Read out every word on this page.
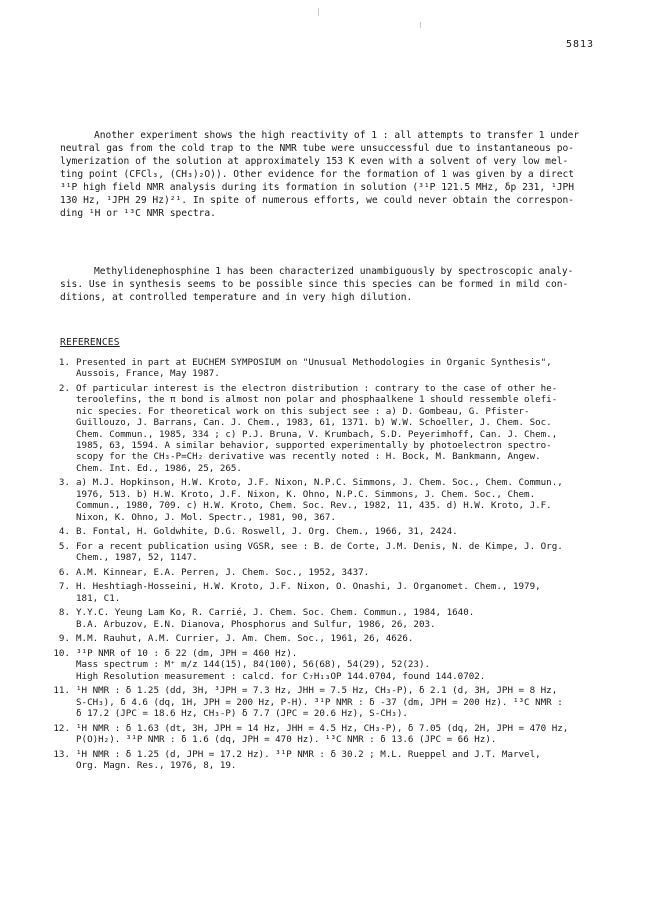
5813

Another experiment shows the high reactivity of 1 : all attempts to transfer 1 under
neutral gas from the cold trap to the NMR tube were unsuccessful due to instantaneous po-
lymerization of the solution at approximately 153 K even with a solvent of very low mel-
ting point (CFCl₃, (CH₃)₂O)). Other evidence for the formation of 1 was given by a direct
³¹P high field NMR analysis during its formation in solution (³¹P 121.5 MHz, δp 231, ¹JPH
130 Hz, ¹JPH 29 Hz)²¹. In spite of numerous efforts, we could never obtain the correspon-
ding ¹H or ¹³C NMR spectra.

Methylidenephosphine 1 has been characterized unambiguously by spectroscopic analy-
sis. Use in synthesis seems to be possible since this species can be formed in mild con-
ditions, at controlled temperature and in very high dilution.

REFERENCES
1. Presented in part at EUCHEM SYMPOSIUM on "Unusual Methodologies in Organic Synthesis",
Aussois, France, May 1987.
2. Of particular interest is the electron distribution : contrary to the case of other he-
teroolefins, the π bond is almost non polar and phosphaalkene 1 should ressemble olefi-
nic species. For theoretical work on this subject see : a) D. Gombeau, G. Pfister-
Guillouzo, J. Barrans, Can. J. Chem., 1983, 61, 1371. b) W.W. Schoeller, J. Chem. Soc.
Chem. Commun., 1985, 334 ; c) P.J. Bruna, V. Krumbach, S.D. Peyerimhoff, Can. J. Chem.,
1985, 63, 1594. A similar behavior, supported experimentally by photoelectron spectro-
scopy for the CH₃-P=CH₂ derivative was recently noted : H. Bock, M. Bankmann, Angew.
Chem. Int. Ed., 1986, 25, 265.
3. a) M.J. Hopkinson, H.W. Kroto, J.F. Nixon, N.P.C. Simmons, J. Chem. Soc., Chem. Commun.,
1976, 513. b) H.W. Kroto, J.F. Nixon, K. Ohno, N.P.C. Simmons, J. Chem. Soc., Chem.
Commun., 1980, 709. c) H.W. Kroto, Chem. Soc. Rev., 1982, 11, 435. d) H.W. Kroto, J.F.
Nixon, K. Ohno, J. Mol. Spectr., 1981, 90, 367.
4. B. Fontal, H. Goldwhite, D.G. Roswell, J. Org. Chem., 1966, 31, 2424.
5. For a recent publication using VGSR, see : B. de Corte, J.M. Denis, N. de Kimpe, J. Org.
Chem., 1987, 52, 1147.
6. A.M. Kinnear, E.A. Perren, J. Chem. Soc., 1952, 3437.
7. H. Heshtiagh-Hosseini, H.W. Kroto, J.F. Nixon, O. Onashi, J. Organomet. Chem., 1979,
181, C1.
8. Y.Y.C. Yeung Lam Ko, R. Carrié, J. Chem. Soc. Chem. Commun., 1984, 1640.
B.A. Arbuzov, E.N. Dianova, Phosphorus and Sulfur, 1986, 26, 203.
9. M.M. Rauhut, A.M. Currier, J. Am. Chem. Soc., 1961, 26, 4626.
10. ³¹P NMR of 10 : δ 22 (dm, JPH = 460 Hz).
Mass spectrum : M⁺ m/z 144(15), 84(100), 56(68), 54(29), 52(23).
High Resolution measurement : calcd. for C₇H₁₃OP 144.0704, found 144.0702.
11. ¹H NMR : δ 1.25 (dd, 3H, ³JPH = 7.3 Hz, JHH = 7.5 Hz, CH₃-P), δ 2.1 (d, 3H, JPH = 8 Hz,
S-CH₃), δ 4.6 (dq, 1H, JPH = 200 Hz, P-H). ³¹P NMR : δ -37 (dm, JPH = 200 Hz). ¹³C NMR :
δ 17.2 (JPC = 18.6 Hz, CH₃-P) δ 7.7 (JPC = 20.6 Hz), S-CH₃).
12. ¹H NMR : δ 1.63 (dt, 3H, JPH = 14 Hz, JHH = 4.5 Hz, CH₃-P), δ 7.05 (dq, 2H, JPH = 470 Hz,
P(O)H₂). ³¹P NMR : δ 1.6 (dq, JPH = 470 Hz). ¹³C NMR : δ 13.6 (JPC = 66 Hz).
13. ¹H NMR : δ 1.25 (d, JPH = 17.2 Hz). ³¹P NMR : δ 30.2 ; M.L. Rueppel and J.T. Marvel,
Org. Magn. Res., 1976, 8, 19.
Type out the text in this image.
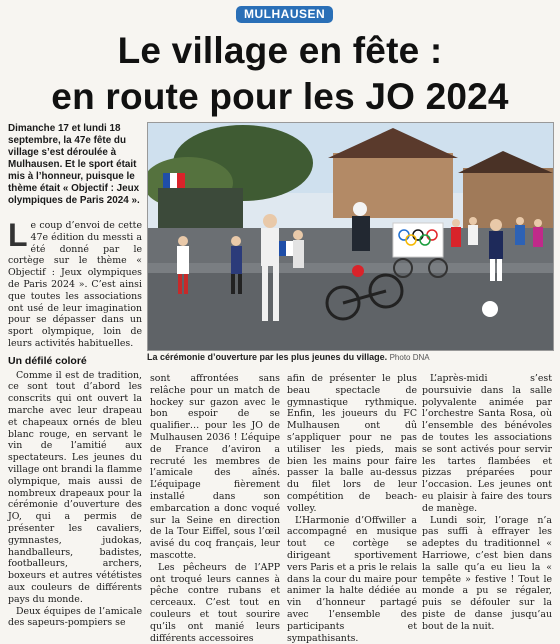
MULHAUSEN
Le village en fête :
en route pour les JO 2024
Dimanche 17 et lundi 18 septembre, la 47e fête du village s’est déroulée à Mulhausen. Et le sport était mis à l’honneur, puisque le thème était « Objectif : Jeux olympiques de Paris 2024 ».

Le coup d’envoi de cette 47e édition du messti a été donné par le cortège sur le thème « Objectif : Jeux olympiques de Paris 2024 ». C’est ainsi que toutes les associations ont usé de leur imagination pour se dépasser dans un sport olympique, loin de leurs activités habituelles.

Un défilé coloré

Comme il est de tradition, ce sont tout d’abord les conscrits qui ont ouvert la marche avec leur drapeau et chapeaux ornés de bleu blanc rouge, en servant le vin de l’amitié aux spectateurs. Les jeunes du village ont brandi la flamme olympique, mais aussi de nombreux drapeaux pour la cérémonie d’ouverture des JO, qui a permis de présenter les cavaliers, gymnastes, judokas, handballeurs, badistes, footballeurs, archers, boxeurs et autres vététistes aux couleurs de différents pays du monde.

Deux équipes de l’amicale des sapeurs-pompiers se

La cérémonie d’ouverture par les plus jeunes du village. Photo DNA

sont affrontées sans relâche pour un match de hockey sur gazon avec le bon espoir de se qualifier… pour les JO de Mulhausen 2036 ! L’équipe de France d’aviron a recruté les membres de l’amicale des aînés. L’équipage fièrement installé dans son embarcation a donc voqué sur la Seine en direction de la Tour Eiffel, sous l’œil avisé du coq français, leur mascotte.

Les pêcheurs de l’APP ont troqué leurs cannes à pêche contre rubans et cerceaux. C’est tout en couleurs et tout sourire qu’ils ont manié leurs différents accessoires

afin de présenter le plus beau spectacle de gymnastique rythmique. Enfin, les joueurs du FC Mulhausen ont dû s’appliquer pour ne pas utiliser les pieds, mais bien les mains pour faire passer la balle au-dessus du filet lors de leur compétition de beach-volley.

L’Harmonie d’Offwiller a accompagné en musique tout ce cortège se dirigeant sportivement vers Paris et a pris le relais dans la cour du maire pour animer la halte dédiée au vin d’honneur partagé avec l’ensemble des participants et sympathisants.

L’après-midi s’est poursuivie dans la salle polyvalente animée par l’orchestre Santa Rosa, où l’ensemble des bénévoles de toutes les associations se sont activés pour servir les tartes flambées et pizzas préparées pour l’occasion. Les jeunes ont eu plaisir à faire des tours de manège.

Lundi soir, l’orage n’a pas suffi à effrayer les adeptes du traditionnel « Harriowe, c’est bien dans la salle qu’a eu lieu la « tempête » festive ! Tout le monde a pu se régaler, puis se défouler sur la piste de danse jusqu’au bout de la nuit.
====
* **WHAT YOU SHOULD DO**: Read through the entries and copy each line in which "Simmons" appears.

* **EXERCISE RESPONSE**:
3. a) M.J. Hopkinson, H.W. Kroto, J.F. Nixon, N.P.C. Simmons, J. Chem. Soc., Chem. Commun.,
1976, 513. b) H.W. Kroto, J.F. Nixon, K. Ohno, N.P.C. Simmons, J. Chem. Soc., Chem.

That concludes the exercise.